● **What the exercise asks**:
Your task is to print the material below exactly as presented.
>>>>
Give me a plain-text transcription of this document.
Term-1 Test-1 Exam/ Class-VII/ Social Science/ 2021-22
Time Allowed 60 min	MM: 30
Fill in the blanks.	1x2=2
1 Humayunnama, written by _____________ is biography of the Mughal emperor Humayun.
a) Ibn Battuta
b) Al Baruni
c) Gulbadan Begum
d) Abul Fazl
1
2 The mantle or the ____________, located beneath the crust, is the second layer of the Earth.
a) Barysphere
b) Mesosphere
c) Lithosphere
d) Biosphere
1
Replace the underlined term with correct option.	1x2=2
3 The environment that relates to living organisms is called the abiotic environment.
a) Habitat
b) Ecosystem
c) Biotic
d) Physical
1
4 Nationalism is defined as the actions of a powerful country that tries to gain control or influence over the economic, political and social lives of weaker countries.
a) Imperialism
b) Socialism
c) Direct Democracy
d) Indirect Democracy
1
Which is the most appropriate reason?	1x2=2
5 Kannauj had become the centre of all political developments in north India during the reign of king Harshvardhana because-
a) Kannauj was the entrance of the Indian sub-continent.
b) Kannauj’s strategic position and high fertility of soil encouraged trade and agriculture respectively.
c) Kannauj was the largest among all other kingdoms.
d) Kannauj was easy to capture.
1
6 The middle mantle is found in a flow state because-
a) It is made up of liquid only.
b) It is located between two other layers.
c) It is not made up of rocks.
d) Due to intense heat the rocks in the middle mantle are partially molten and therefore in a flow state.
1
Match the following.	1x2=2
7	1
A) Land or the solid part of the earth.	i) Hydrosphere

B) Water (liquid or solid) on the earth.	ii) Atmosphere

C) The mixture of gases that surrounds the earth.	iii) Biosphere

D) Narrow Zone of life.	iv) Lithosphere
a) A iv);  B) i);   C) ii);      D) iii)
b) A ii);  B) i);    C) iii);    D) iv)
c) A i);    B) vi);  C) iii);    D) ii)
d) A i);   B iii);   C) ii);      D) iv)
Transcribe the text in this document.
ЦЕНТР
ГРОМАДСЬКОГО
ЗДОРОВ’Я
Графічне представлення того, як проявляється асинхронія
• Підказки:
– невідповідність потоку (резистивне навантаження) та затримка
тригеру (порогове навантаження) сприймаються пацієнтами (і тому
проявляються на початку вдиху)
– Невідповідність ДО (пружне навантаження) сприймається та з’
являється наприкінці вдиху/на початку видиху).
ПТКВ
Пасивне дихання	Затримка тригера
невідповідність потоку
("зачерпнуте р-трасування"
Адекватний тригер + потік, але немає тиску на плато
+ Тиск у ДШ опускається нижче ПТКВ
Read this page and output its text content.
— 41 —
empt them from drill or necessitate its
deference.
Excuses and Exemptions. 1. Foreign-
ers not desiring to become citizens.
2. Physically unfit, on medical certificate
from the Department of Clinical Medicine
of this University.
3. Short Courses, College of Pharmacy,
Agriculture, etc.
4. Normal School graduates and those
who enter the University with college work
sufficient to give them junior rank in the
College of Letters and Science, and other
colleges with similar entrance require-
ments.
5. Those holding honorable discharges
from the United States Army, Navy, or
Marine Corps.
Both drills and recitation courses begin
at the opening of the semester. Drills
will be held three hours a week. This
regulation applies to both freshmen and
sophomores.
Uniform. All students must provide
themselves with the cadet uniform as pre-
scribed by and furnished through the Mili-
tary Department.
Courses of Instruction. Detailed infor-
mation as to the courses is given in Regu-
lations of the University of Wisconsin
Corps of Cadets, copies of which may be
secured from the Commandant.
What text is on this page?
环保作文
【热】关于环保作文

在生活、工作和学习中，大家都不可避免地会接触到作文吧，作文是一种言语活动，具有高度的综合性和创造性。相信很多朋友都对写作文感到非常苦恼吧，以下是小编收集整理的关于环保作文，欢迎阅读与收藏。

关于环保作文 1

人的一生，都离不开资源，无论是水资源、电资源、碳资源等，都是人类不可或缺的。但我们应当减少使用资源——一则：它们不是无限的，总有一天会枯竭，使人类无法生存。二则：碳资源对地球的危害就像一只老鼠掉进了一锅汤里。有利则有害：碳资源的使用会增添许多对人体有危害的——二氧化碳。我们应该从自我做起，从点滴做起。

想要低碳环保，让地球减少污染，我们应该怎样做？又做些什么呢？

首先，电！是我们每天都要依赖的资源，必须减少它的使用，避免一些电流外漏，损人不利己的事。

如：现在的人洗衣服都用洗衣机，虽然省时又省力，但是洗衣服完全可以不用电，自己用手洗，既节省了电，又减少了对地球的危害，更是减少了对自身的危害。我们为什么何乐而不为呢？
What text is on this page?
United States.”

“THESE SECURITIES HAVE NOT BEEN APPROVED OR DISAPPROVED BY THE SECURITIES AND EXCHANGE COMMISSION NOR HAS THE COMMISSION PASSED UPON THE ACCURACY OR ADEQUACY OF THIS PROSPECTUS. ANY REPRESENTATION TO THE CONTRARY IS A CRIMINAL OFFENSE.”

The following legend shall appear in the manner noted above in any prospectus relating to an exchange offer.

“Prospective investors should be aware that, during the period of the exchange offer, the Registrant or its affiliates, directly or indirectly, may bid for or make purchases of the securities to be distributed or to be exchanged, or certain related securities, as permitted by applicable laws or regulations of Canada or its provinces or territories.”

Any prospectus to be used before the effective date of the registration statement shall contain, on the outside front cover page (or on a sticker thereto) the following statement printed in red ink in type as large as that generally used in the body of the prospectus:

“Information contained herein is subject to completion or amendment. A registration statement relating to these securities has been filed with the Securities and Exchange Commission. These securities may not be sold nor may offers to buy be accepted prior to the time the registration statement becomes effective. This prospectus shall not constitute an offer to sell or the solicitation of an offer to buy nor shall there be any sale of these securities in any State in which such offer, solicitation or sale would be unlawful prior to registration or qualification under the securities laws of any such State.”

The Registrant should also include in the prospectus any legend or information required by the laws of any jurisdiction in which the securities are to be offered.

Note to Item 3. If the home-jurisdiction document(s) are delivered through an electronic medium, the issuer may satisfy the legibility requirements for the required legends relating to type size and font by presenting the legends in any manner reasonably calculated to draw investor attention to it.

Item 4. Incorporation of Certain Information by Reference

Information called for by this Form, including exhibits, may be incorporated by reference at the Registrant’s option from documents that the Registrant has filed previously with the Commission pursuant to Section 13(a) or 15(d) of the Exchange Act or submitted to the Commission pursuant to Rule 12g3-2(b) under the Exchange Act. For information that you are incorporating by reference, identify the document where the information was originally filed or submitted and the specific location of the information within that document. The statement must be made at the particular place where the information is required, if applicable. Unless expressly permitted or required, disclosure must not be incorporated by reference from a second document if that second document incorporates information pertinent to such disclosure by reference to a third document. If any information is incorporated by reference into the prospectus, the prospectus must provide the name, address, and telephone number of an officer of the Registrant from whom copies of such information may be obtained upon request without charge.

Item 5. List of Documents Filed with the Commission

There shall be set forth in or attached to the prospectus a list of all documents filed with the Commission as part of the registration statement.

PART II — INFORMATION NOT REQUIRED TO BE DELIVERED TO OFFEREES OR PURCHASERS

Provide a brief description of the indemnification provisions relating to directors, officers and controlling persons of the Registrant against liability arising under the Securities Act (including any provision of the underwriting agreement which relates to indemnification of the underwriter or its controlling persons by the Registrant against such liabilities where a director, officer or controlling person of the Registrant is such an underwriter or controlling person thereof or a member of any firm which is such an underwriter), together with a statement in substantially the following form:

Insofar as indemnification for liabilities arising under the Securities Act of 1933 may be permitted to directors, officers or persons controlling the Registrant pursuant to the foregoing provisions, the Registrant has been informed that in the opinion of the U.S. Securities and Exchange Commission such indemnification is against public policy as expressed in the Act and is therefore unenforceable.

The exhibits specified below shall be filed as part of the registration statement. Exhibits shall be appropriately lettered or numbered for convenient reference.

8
<<<<
● **Output for this exercise**:
Give me a plain-text transcription of this document.
Term-1 Test-1 Exam/ Class-VII/ Social Science/ 2021-22
Time Allowed 60 min	MM: 30
Fill in the blanks.	1x2=2
1 Humayunnama, written by _____________ is biography of the Mughal emperor Humayun.
a) Ibn Battuta
b) Al Baruni
c) Gulbadan Begum
d) Abul Fazl
1
2 The mantle or the ____________, located beneath the crust, is the second layer of the Earth.
a) Barysphere
b) Mesosphere
c) Lithosphere
d) Biosphere
1
Replace the underlined term with correct option.	1x2=2
3 The environment that relates to living organisms is called the abiotic environment.
a) Habitat
b) Ecosystem
c) Biotic
d) Physical
1
4 Nationalism is defined as the actions of a powerful country that tries to gain control or influence over the economic, political and social lives of weaker countries.
a) Imperialism
b) Socialism
c) Direct Democracy
d) Indirect Democracy
1
Which is the most appropriate reason?	1x2=2
5 Kannauj had become the centre of all political developments in north India during the reign of king Harshvardhana because-
a) Kannauj was the entrance of the Indian sub-continent.
b) Kannauj’s strategic position and high fertility of soil encouraged trade and agriculture respectively.
c) Kannauj was the largest among all other kingdoms.
d) Kannauj was easy to capture.
1
6 The middle mantle is found in a flow state because-
a) It is made up of liquid only.
b) It is located between two other layers.
c) It is not made up of rocks.
d) Due to intense heat the rocks in the middle mantle are partially molten and therefore in a flow state.
1
Match the following.	1x2=2
7	1
A) Land or the solid part of the earth.	i) Hydrosphere

B) Water (liquid or solid) on the earth.	ii) Atmosphere

C) The mixture of gases that surrounds the earth.	iii) Biosphere

D) Narrow Zone of life.	iv) Lithosphere
a) A iv);  B) i);   C) ii);      D) iii)
b) A ii);  B) i);    C) iii);    D) iv)
c) A i);    B) vi);  C) iii);    D) ii)
d) A i);   B iii);   C) ii);      D) iv)
Transcribe the text in this document.
ЦЕНТР
ГРОМАДСЬКОГО
ЗДОРОВ’Я
Графічне представлення того, як проявляється асинхронія
• Підказки:
– невідповідність потоку (резистивне навантаження) та затримка
тригеру (порогове навантаження) сприймаються пацієнтами (і тому
проявляються на початку вдиху)
– Невідповідність ДО (пружне навантаження) сприймається та з’
являється наприкінці вдиху/на початку видиху).
ПТКВ
Пасивне дихання	Затримка тригера
невідповідність потоку
("зачерпнуте р-трасування"
Адекватний тригер + потік, але немає тиску на плато
+ Тиск у ДШ опускається нижче ПТКВ
Read this page and output its text content.
— 41 —
empt them from drill or necessitate its
deference.
Excuses and Exemptions. 1. Foreign-
ers not desiring to become citizens.
2. Physically unfit, on medical certificate
from the Department of Clinical Medicine
of this University.
3. Short Courses, College of Pharmacy,
Agriculture, etc.
4. Normal School graduates and those
who enter the University with college work
sufficient to give them junior rank in the
College of Letters and Science, and other
colleges with similar entrance require-
ments.
5. Those holding honorable discharges
from the United States Army, Navy, or
Marine Corps.
Both drills and recitation courses begin
at the opening of the semester. Drills
will be held three hours a week. This
regulation applies to both freshmen and
sophomores.
Uniform. All students must provide
themselves with the cadet uniform as pre-
scribed by and furnished through the Mili-
tary Department.
Courses of Instruction. Detailed infor-
mation as to the courses is given in Regu-
lations of the University of Wisconsin
Corps of Cadets, copies of which may be
secured from the Commandant.
What text is on this page?
环保作文
【热】关于环保作文

在生活、工作和学习中，大家都不可避免地会接触到作文吧，作文是一种言语活动，具有高度的综合性和创造性。相信很多朋友都对写作文感到非常苦恼吧，以下是小编收集整理的关于环保作文，欢迎阅读与收藏。

关于环保作文 1

人的一生，都离不开资源，无论是水资源、电资源、碳资源等，都是人类不可或缺的。但我们应当减少使用资源——一则：它们不是无限的，总有一天会枯竭，使人类无法生存。二则：碳资源对地球的危害就像一只老鼠掉进了一锅汤里。有利则有害：碳资源的使用会增添许多对人体有危害的——二氧化碳。我们应该从自我做起，从点滴做起。

想要低碳环保，让地球减少污染，我们应该怎样做？又做些什么呢？

首先，电！是我们每天都要依赖的资源，必须减少它的使用，避免一些电流外漏，损人不利己的事。

如：现在的人洗衣服都用洗衣机，虽然省时又省力，但是洗衣服完全可以不用电，自己用手洗，既节省了电，又减少了对地球的危害，更是减少了对自身的危害。我们为什么何乐而不为呢？
What text is on this page?
United States.”

“THESE SECURITIES HAVE NOT BEEN APPROVED OR DISAPPROVED BY THE SECURITIES AND EXCHANGE COMMISSION NOR HAS THE COMMISSION PASSED UPON THE ACCURACY OR ADEQUACY OF THIS PROSPECTUS. ANY REPRESENTATION TO THE CONTRARY IS A CRIMINAL OFFENSE.”

The following legend shall appear in the manner noted above in any prospectus relating to an exchange offer.

“Prospective investors should be aware that, during the period of the exchange offer, the Registrant or its affiliates, directly or indirectly, may bid for or make purchases of the securities to be distributed or to be exchanged, or certain related securities, as permitted by applicable laws or regulations of Canada or its provinces or territories.”

Any prospectus to be used before the effective date of the registration statement shall contain, on the outside front cover page (or on a sticker thereto) the following statement printed in red ink in type as large as that generally used in the body of the prospectus:

“Information contained herein is subject to completion or amendment. A registration statement relating to these securities has been filed with the Securities and Exchange Commission. These securities may not be sold nor may offers to buy be accepted prior to the time the registration statement becomes effective. This prospectus shall not constitute an offer to sell or the solicitation of an offer to buy nor shall there be any sale of these securities in any State in which such offer, solicitation or sale would be unlawful prior to registration or qualification under the securities laws of any such State.”

The Registrant should also include in the prospectus any legend or information required by the laws of any jurisdiction in which the securities are to be offered.

Note to Item 3. If the home-jurisdiction document(s) are delivered through an electronic medium, the issuer may satisfy the legibility requirements for the required legends relating to type size and font by presenting the legends in any manner reasonably calculated to draw investor attention to it.

Item 4. Incorporation of Certain Information by Reference

Information called for by this Form, including exhibits, may be incorporated by reference at the Registrant’s option from documents that the Registrant has filed previously with the Commission pursuant to Section 13(a) or 15(d) of the Exchange Act or submitted to the Commission pursuant to Rule 12g3-2(b) under the Exchange Act. For information that you are incorporating by reference, identify the document where the information was originally filed or submitted and the specific location of the information within that document. The statement must be made at the particular place where the information is required, if applicable. Unless expressly permitted or required, disclosure must not be incorporated by reference from a second document if that second document incorporates information pertinent to such disclosure by reference to a third document. If any information is incorporated by reference into the prospectus, the prospectus must provide the name, address, and telephone number of an officer of the Registrant from whom copies of such information may be obtained upon request without charge.

Item 5. List of Documents Filed with the Commission

There shall be set forth in or attached to the prospectus a list of all documents filed with the Commission as part of the registration statement.

PART II — INFORMATION NOT REQUIRED TO BE DELIVERED TO OFFEREES OR PURCHASERS

Provide a brief description of the indemnification provisions relating to directors, officers and controlling persons of the Registrant against liability arising under the Securities Act (including any provision of the underwriting agreement which relates to indemnification of the underwriter or its controlling persons by the Registrant against such liabilities where a director, officer or controlling person of the Registrant is such an underwriter or controlling person thereof or a member of any firm which is such an underwriter), together with a statement in substantially the following form:

Insofar as indemnification for liabilities arising under the Securities Act of 1933 may be permitted to directors, officers or persons controlling the Registrant pursuant to the foregoing provisions, the Registrant has been informed that in the opinion of the U.S. Securities and Exchange Commission such indemnification is against public policy as expressed in the Act and is therefore unenforceable.

The exhibits specified below shall be filed as part of the registration statement. Exhibits shall be appropriately lettered or numbered for convenient reference.

8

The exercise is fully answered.